Given task: Find every line containing the word "link" in the records below; report only how many there are.

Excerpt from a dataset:
____

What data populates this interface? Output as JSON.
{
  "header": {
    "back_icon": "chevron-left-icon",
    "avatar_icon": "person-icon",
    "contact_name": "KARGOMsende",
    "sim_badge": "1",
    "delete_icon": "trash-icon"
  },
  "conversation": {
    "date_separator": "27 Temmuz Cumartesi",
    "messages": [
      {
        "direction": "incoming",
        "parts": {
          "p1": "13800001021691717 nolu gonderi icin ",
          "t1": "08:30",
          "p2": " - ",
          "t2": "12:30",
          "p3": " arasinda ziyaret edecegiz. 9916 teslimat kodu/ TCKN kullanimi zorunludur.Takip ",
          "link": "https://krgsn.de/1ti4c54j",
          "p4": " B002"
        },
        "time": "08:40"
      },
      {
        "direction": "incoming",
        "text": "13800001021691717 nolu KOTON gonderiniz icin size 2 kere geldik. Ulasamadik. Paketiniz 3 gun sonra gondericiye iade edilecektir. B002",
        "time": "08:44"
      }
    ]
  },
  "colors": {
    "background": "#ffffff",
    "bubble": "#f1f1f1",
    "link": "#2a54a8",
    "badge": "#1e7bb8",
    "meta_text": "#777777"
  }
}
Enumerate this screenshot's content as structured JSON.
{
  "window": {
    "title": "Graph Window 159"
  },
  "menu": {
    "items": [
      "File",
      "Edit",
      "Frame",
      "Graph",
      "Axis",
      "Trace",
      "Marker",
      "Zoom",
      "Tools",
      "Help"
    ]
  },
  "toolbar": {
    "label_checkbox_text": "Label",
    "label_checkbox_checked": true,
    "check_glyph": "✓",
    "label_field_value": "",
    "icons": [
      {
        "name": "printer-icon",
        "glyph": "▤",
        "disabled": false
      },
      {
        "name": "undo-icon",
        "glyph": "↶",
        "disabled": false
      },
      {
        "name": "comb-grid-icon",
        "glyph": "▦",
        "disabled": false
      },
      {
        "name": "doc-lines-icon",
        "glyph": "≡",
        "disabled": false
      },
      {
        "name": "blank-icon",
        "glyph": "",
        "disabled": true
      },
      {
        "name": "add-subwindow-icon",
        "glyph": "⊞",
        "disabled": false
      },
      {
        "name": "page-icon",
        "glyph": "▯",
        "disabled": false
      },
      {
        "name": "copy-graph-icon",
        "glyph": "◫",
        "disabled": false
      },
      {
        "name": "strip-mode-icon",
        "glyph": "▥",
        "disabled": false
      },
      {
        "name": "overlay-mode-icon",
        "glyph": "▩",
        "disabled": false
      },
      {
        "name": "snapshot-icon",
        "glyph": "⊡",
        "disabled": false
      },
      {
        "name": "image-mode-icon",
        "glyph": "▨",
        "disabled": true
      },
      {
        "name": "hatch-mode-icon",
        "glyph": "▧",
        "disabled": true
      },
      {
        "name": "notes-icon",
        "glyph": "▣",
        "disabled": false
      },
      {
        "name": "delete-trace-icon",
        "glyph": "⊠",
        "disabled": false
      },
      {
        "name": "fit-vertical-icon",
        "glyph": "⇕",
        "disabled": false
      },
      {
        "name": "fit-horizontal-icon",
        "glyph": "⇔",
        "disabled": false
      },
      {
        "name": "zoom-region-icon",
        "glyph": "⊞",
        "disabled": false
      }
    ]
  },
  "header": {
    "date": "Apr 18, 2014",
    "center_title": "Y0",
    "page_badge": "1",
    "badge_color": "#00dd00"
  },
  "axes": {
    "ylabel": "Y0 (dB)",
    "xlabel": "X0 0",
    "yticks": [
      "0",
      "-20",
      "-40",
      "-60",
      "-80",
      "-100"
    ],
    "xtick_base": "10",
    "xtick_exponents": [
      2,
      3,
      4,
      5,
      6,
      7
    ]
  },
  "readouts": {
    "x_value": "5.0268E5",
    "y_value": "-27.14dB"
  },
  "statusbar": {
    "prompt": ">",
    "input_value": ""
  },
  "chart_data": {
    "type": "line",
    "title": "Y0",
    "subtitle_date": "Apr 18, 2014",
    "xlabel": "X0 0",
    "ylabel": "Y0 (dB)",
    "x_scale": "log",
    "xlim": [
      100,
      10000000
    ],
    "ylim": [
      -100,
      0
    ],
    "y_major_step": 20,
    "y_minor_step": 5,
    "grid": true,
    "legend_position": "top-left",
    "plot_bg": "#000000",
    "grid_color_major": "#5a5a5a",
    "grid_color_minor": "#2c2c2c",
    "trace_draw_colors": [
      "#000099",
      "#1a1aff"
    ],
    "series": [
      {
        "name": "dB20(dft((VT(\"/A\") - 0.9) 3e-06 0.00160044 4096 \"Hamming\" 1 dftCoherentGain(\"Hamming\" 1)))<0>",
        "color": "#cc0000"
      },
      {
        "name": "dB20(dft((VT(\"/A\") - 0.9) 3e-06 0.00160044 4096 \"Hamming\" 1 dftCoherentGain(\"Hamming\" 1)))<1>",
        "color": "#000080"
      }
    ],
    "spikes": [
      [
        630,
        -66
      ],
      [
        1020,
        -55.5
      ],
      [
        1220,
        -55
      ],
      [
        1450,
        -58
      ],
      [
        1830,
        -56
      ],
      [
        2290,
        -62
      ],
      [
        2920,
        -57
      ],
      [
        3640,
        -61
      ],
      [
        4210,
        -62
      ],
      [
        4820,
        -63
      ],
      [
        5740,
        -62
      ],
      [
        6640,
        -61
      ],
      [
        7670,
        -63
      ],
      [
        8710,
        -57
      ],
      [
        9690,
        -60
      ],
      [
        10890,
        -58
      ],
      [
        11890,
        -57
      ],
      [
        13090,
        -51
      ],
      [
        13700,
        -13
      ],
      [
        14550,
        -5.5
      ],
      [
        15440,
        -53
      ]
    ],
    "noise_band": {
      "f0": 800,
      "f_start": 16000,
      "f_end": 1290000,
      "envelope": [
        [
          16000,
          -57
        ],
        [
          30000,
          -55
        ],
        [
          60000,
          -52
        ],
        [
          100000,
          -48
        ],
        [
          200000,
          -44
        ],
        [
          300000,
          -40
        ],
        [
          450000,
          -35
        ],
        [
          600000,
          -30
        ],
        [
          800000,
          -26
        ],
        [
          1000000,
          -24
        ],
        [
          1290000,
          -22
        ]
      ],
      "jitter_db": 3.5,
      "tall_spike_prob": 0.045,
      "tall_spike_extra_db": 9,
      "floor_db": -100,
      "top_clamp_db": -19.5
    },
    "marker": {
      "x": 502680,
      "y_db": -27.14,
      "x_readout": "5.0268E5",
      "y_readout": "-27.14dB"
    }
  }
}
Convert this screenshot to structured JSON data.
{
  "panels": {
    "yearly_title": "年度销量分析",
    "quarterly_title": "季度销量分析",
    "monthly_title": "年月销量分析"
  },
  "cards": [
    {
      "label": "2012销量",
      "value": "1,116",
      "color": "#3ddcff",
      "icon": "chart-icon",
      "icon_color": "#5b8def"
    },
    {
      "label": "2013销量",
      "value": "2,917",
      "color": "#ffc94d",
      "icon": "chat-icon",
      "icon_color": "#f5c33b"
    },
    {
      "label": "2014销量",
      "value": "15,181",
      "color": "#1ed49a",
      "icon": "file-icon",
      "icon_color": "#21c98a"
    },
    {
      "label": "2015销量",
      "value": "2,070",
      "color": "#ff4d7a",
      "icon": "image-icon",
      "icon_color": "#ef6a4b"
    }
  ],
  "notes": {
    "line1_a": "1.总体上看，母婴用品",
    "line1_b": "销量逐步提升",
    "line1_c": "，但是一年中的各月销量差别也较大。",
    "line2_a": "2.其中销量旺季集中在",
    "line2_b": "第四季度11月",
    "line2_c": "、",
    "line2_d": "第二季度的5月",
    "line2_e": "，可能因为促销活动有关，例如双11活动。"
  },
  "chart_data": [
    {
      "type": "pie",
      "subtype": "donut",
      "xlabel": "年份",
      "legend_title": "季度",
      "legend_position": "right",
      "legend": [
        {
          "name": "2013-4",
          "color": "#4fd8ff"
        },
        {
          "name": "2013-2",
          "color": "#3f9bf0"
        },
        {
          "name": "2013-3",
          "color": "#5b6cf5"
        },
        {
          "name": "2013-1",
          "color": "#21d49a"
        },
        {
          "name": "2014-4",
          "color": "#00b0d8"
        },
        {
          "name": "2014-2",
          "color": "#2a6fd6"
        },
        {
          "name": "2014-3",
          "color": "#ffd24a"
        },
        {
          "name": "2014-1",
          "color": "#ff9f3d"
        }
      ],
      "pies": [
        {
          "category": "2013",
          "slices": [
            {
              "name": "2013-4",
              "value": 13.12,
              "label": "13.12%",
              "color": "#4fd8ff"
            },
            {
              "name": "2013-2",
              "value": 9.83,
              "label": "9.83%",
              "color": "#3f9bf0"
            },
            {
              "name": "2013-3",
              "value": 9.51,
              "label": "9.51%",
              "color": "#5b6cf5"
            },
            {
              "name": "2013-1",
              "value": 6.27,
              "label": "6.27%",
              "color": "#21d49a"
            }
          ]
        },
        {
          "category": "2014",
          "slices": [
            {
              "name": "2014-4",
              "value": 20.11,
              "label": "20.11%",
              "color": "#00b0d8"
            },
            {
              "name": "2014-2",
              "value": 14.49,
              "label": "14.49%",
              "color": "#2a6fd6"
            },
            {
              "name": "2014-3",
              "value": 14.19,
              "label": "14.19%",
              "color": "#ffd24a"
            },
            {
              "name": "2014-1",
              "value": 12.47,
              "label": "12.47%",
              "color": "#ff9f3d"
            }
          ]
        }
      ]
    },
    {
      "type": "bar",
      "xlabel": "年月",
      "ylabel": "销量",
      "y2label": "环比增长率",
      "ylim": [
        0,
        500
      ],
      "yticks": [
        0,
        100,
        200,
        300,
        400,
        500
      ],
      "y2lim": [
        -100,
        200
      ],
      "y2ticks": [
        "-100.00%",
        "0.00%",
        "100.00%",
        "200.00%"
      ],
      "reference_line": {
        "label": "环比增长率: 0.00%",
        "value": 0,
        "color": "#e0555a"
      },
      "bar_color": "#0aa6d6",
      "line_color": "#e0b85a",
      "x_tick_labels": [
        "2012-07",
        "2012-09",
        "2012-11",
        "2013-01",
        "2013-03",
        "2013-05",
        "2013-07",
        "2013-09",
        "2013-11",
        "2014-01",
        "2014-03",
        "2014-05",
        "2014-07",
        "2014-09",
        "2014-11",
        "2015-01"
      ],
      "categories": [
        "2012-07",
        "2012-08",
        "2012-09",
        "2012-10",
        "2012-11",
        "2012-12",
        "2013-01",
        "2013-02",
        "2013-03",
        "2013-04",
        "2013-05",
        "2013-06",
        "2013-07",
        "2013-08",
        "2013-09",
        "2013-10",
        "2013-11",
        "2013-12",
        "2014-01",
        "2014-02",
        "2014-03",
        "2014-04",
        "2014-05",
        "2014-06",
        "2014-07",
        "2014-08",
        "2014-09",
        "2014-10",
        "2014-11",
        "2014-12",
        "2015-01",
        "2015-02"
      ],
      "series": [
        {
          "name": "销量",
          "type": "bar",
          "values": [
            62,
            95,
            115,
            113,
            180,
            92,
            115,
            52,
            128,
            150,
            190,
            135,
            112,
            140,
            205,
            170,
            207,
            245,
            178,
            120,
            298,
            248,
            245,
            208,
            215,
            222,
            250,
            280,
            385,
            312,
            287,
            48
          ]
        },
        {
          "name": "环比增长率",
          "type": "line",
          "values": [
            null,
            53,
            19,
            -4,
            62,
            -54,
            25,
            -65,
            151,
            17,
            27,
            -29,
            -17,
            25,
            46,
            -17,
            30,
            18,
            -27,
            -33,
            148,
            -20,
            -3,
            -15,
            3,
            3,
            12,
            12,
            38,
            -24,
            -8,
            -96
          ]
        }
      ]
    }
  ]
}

____

Final result: 2